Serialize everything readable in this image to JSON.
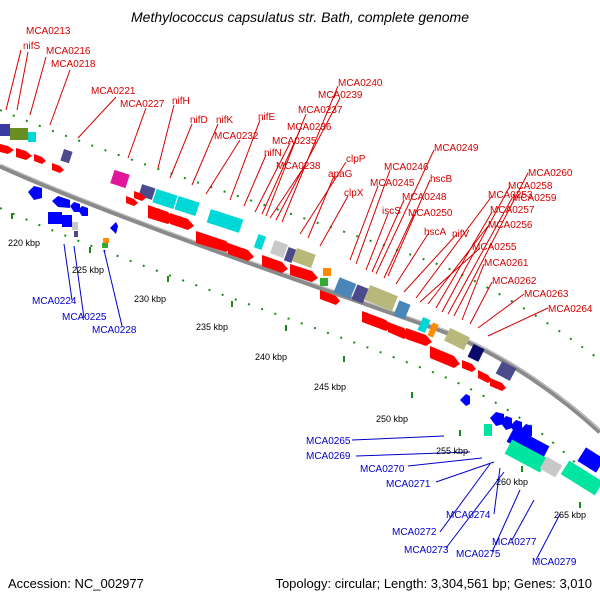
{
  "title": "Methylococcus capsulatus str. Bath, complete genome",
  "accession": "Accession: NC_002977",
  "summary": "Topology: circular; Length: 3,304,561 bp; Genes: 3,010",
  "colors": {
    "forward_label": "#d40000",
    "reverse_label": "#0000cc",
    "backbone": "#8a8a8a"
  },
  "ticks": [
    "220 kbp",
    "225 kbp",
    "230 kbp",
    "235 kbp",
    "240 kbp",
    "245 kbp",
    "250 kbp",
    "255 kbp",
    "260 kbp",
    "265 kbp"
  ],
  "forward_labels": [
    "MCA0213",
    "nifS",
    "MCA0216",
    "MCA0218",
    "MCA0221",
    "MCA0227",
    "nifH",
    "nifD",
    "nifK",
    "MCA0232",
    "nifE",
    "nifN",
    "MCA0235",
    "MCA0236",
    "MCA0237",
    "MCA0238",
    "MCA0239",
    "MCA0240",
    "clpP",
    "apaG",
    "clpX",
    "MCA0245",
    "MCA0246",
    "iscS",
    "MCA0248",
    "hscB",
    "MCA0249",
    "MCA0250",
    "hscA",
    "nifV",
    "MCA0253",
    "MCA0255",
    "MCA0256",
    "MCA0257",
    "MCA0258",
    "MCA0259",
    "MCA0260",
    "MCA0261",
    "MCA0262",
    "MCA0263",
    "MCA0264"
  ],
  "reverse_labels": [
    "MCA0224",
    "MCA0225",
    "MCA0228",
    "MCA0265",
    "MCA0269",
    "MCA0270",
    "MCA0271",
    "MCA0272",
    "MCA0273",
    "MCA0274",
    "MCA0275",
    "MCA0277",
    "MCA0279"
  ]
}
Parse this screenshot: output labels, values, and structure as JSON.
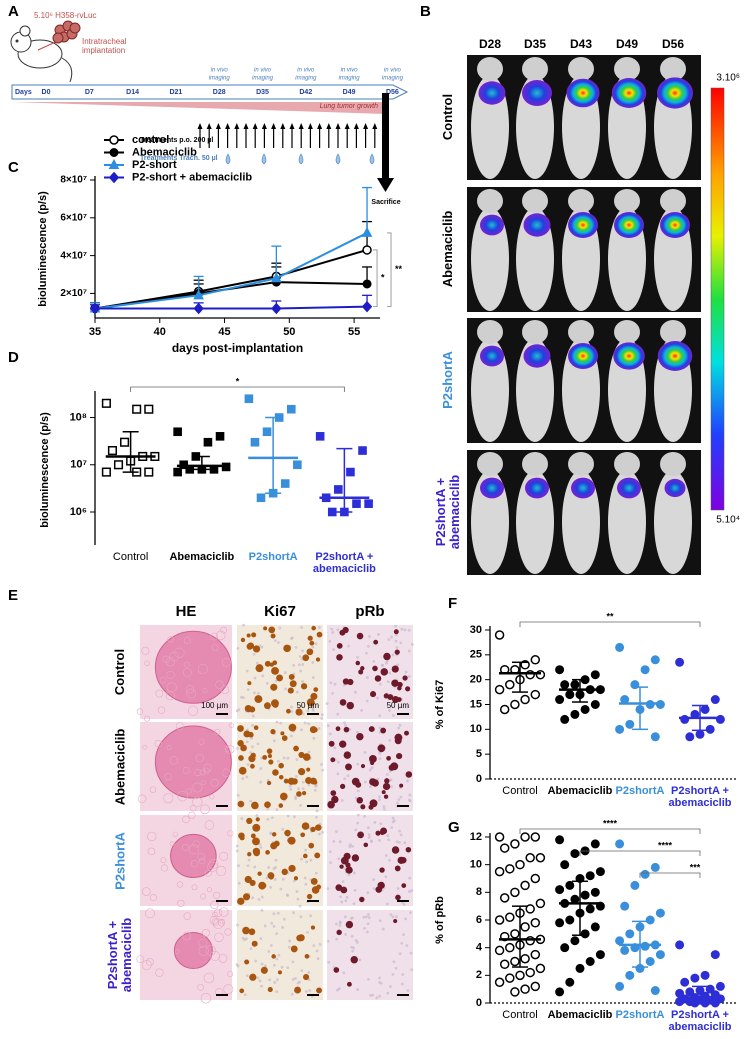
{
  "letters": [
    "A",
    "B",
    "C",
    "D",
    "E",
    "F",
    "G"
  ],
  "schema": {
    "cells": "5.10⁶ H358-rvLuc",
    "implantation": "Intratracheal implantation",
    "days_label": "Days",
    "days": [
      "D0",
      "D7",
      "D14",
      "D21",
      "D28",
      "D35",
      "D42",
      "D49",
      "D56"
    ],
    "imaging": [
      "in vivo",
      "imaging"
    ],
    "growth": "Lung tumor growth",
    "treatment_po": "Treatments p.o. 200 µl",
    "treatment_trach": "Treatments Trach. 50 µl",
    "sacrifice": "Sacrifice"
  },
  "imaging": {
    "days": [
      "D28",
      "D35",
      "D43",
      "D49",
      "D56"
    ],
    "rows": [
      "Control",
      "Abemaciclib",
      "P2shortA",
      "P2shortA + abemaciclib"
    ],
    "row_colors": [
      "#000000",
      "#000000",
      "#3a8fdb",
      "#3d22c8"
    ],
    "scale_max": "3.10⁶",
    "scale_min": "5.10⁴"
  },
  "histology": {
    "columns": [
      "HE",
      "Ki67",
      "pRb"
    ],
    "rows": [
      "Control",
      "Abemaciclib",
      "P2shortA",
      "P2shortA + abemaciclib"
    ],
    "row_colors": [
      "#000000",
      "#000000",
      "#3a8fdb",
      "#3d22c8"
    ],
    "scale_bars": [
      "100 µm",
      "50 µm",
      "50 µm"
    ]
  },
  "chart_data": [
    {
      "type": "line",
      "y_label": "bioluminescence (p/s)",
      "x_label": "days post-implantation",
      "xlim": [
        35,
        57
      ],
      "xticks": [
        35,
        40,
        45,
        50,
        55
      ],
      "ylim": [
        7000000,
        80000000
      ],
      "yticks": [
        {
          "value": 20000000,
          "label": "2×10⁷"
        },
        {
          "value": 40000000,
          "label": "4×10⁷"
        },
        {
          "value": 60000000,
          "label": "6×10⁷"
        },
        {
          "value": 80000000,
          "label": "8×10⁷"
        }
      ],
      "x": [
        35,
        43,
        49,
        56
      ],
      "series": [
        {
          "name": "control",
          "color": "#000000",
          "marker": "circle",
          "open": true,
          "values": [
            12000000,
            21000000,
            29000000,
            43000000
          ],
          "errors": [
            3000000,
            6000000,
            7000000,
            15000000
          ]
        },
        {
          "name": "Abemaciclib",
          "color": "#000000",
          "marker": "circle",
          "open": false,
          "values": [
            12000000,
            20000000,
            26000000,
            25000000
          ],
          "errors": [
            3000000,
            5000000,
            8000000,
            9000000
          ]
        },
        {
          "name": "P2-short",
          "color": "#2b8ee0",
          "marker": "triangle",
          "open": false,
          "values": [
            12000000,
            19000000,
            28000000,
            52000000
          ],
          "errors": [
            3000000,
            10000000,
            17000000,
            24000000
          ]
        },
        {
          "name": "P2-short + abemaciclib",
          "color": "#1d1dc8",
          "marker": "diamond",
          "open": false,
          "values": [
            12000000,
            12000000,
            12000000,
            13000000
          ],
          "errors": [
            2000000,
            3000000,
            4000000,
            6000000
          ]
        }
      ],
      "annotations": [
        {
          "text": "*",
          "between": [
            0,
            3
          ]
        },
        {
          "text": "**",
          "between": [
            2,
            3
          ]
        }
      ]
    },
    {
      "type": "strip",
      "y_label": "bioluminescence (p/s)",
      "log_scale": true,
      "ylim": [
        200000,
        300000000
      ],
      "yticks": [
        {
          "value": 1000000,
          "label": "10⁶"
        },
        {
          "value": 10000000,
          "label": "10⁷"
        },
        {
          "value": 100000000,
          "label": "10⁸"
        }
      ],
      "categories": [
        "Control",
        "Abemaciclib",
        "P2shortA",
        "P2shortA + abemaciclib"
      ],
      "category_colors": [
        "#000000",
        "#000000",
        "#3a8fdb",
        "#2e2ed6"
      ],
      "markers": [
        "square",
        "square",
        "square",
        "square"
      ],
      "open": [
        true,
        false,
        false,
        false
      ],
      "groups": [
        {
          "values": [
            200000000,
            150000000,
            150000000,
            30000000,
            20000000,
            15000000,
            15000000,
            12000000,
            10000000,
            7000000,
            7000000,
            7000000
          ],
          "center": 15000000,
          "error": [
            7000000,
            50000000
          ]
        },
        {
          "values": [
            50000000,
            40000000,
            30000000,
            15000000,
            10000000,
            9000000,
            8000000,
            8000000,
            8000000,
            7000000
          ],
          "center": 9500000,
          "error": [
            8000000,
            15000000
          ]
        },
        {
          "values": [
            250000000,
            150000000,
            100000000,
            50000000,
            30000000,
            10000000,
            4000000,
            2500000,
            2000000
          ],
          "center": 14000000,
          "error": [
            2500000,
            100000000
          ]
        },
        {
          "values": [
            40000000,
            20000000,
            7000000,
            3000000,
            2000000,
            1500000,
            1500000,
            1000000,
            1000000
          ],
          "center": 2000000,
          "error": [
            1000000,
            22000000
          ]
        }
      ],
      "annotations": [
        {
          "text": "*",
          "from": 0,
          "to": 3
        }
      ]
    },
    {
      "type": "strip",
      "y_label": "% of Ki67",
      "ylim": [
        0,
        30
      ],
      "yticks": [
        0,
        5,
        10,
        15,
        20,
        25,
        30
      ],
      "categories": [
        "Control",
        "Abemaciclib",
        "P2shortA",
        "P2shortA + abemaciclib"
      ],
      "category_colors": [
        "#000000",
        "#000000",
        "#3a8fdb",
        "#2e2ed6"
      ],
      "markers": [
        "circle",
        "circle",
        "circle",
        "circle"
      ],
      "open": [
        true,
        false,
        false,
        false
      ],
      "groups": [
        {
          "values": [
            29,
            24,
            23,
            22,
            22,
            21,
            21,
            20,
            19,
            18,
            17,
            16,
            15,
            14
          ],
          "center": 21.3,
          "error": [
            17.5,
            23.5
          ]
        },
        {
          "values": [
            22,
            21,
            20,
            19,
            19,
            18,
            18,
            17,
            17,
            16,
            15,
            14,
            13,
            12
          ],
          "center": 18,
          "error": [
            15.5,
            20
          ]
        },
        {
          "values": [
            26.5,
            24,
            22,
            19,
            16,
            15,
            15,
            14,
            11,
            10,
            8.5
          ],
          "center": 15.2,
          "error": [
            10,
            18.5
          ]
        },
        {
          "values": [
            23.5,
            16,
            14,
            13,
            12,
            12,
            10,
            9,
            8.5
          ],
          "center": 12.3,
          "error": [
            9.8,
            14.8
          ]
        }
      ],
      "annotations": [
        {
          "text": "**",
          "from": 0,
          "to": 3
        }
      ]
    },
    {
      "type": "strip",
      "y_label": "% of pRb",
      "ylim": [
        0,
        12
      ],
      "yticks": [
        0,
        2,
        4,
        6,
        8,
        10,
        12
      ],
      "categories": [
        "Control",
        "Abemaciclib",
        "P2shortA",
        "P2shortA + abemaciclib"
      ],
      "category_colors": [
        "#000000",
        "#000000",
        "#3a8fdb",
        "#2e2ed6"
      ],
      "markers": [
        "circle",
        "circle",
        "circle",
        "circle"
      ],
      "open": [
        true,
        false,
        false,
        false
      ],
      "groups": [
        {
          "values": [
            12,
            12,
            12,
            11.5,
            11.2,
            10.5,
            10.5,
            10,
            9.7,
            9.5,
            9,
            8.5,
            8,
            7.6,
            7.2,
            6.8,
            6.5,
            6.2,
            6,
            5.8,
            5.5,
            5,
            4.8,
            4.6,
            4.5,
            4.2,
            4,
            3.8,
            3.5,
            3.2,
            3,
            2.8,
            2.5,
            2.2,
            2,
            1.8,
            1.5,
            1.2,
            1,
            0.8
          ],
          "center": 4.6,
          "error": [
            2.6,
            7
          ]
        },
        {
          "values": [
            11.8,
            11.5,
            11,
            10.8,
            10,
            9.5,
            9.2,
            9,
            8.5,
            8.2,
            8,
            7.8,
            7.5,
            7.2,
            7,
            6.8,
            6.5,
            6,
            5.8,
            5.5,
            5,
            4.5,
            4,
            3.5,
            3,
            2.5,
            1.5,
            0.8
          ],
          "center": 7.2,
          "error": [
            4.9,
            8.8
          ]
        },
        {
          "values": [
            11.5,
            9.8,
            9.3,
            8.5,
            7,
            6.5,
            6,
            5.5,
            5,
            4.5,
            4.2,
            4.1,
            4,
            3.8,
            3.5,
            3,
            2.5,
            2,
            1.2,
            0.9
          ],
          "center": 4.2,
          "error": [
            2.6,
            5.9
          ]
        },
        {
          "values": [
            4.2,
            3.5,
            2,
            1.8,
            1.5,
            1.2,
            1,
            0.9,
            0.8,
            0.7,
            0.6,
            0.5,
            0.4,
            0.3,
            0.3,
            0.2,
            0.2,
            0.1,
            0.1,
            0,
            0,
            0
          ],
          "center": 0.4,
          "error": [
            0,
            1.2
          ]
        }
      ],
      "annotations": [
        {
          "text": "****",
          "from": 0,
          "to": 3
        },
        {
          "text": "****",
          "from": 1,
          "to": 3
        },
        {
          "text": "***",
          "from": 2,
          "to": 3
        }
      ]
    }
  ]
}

════════

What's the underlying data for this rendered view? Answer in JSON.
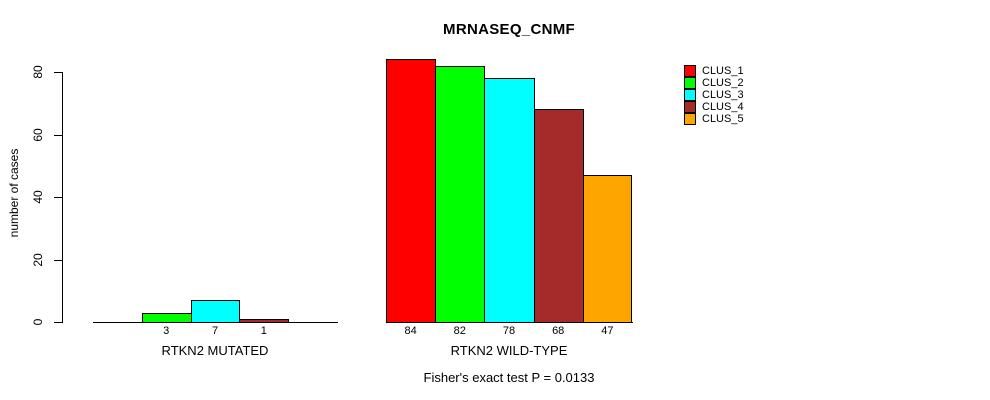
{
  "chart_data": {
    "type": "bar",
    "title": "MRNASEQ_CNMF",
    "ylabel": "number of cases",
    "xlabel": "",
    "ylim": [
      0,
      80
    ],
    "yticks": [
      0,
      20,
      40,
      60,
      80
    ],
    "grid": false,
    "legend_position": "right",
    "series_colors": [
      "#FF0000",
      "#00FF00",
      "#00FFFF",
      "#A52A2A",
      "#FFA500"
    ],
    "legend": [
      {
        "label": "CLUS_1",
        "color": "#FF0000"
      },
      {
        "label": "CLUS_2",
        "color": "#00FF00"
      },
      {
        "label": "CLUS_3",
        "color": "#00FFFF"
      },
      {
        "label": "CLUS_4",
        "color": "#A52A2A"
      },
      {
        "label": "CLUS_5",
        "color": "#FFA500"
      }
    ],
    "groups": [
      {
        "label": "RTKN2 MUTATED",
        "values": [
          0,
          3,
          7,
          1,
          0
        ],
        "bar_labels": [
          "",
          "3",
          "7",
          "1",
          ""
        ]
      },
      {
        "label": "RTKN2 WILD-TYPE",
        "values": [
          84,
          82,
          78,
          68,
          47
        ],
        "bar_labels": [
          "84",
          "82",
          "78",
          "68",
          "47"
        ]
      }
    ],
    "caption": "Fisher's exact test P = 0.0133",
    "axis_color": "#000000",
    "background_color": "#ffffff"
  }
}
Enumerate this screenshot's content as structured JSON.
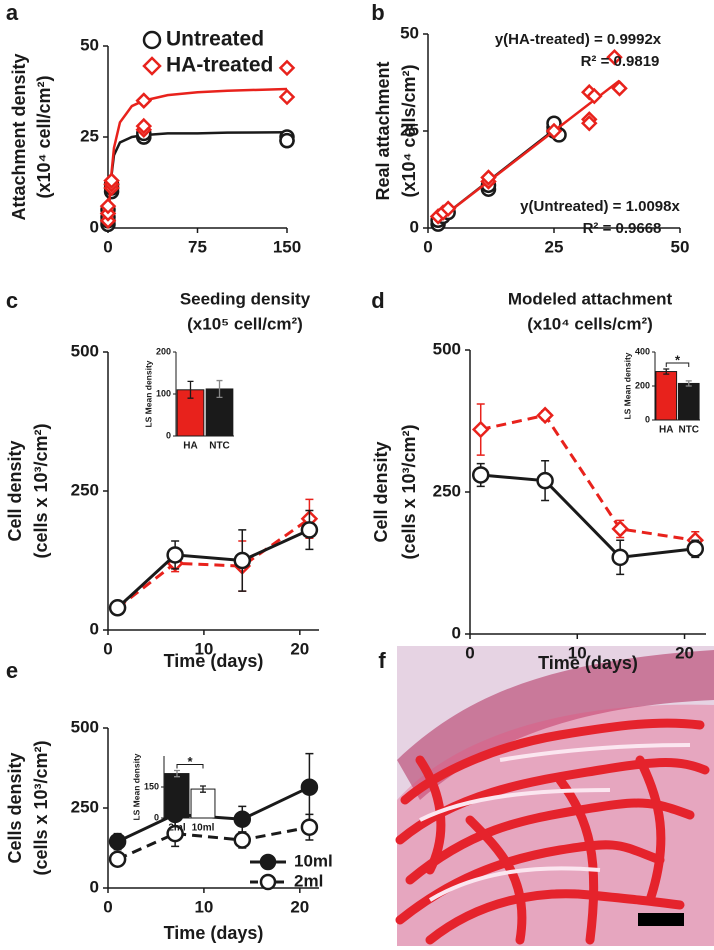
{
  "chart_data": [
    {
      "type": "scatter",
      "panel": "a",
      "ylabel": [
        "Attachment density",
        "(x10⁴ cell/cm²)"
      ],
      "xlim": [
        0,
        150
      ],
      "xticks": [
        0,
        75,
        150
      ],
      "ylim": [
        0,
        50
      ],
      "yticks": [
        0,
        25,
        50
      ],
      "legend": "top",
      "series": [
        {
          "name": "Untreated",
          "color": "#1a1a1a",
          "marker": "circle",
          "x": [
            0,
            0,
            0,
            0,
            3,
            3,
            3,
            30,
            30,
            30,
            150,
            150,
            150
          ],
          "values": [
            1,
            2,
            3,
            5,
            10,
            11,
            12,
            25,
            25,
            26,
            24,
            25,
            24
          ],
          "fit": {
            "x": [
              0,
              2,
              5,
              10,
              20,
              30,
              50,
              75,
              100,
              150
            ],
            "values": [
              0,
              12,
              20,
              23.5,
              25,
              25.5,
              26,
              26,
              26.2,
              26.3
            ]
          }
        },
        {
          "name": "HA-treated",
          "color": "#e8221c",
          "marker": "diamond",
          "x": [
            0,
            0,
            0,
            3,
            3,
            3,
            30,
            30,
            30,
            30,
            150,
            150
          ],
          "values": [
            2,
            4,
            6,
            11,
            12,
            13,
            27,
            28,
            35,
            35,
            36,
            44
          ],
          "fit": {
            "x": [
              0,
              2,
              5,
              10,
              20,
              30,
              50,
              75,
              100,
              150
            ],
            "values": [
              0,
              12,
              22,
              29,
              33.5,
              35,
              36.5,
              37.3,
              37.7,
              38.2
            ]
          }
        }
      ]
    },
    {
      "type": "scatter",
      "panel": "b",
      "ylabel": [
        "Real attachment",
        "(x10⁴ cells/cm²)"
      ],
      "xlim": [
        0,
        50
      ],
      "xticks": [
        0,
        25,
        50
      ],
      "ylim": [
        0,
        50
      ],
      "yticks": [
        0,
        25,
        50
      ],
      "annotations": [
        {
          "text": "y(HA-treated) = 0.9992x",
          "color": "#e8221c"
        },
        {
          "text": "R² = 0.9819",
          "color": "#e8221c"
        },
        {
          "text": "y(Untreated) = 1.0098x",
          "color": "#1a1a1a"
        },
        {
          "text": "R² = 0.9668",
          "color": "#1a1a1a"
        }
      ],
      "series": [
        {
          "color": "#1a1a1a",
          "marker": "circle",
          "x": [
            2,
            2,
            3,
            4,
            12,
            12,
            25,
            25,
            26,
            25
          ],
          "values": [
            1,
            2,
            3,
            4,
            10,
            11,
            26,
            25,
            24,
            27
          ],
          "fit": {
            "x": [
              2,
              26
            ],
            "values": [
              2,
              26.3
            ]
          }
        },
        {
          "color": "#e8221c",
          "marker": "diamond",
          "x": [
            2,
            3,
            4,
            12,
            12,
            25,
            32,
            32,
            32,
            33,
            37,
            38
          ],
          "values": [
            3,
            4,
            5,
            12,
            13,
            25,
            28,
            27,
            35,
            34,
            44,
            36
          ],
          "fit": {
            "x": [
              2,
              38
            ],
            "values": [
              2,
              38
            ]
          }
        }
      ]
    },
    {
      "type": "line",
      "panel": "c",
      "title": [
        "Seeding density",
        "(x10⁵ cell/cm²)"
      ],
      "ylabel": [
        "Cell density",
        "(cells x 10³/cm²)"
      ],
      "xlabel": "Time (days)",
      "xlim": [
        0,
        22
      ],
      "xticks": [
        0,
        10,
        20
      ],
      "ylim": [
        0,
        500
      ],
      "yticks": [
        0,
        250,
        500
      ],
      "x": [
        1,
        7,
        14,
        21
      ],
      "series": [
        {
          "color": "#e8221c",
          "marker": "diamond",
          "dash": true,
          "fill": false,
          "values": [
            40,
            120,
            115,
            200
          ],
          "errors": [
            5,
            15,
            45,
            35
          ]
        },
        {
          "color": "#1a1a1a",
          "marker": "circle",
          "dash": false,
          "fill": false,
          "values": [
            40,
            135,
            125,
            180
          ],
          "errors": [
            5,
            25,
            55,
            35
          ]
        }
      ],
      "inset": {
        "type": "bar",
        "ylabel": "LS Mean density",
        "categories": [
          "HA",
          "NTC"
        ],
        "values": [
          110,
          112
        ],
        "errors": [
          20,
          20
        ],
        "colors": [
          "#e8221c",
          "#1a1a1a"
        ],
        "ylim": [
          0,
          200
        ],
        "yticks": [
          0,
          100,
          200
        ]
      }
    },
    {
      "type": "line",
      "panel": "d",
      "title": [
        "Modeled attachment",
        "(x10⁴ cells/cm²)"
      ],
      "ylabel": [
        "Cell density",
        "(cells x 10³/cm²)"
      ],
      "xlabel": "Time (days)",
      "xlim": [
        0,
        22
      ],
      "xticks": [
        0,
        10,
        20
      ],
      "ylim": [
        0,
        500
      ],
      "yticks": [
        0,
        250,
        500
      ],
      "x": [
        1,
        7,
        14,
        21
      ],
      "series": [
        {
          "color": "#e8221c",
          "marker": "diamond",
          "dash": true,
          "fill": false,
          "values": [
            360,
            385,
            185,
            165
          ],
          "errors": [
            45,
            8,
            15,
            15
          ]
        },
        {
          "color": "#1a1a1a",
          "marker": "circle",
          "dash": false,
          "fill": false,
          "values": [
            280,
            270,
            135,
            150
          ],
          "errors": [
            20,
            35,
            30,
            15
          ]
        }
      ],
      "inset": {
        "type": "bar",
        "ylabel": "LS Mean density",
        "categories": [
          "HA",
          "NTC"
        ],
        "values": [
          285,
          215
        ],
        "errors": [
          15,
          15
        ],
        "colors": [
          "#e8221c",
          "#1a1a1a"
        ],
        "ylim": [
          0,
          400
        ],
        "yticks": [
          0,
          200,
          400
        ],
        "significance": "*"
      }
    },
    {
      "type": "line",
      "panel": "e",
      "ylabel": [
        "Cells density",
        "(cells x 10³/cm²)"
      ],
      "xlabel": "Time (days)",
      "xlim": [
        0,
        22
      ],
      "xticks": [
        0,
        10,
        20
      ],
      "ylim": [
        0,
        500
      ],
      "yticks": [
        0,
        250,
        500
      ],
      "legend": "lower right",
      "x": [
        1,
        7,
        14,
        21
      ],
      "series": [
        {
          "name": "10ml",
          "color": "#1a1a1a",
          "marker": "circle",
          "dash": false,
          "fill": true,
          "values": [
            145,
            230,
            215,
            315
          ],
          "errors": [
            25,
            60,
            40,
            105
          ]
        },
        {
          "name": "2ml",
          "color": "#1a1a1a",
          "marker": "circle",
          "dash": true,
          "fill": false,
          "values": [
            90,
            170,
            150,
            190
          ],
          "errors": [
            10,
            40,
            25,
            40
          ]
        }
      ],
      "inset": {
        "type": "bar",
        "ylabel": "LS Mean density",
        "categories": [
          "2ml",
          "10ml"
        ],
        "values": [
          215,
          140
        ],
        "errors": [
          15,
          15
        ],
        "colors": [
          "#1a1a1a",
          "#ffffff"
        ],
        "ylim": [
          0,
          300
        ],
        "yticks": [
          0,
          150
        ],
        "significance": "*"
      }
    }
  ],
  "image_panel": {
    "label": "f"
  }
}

════════

Each line in the entries above that includes the string "JSON" should be extracted.

[Solution for this problem]
Serialize everything readable in this image to JSON.
Parse this screenshot: output labels, values, and structure as JSON.
What's the underlying data for this rendered view? Answer in JSON.
Enumerate this screenshot's content as structured JSON.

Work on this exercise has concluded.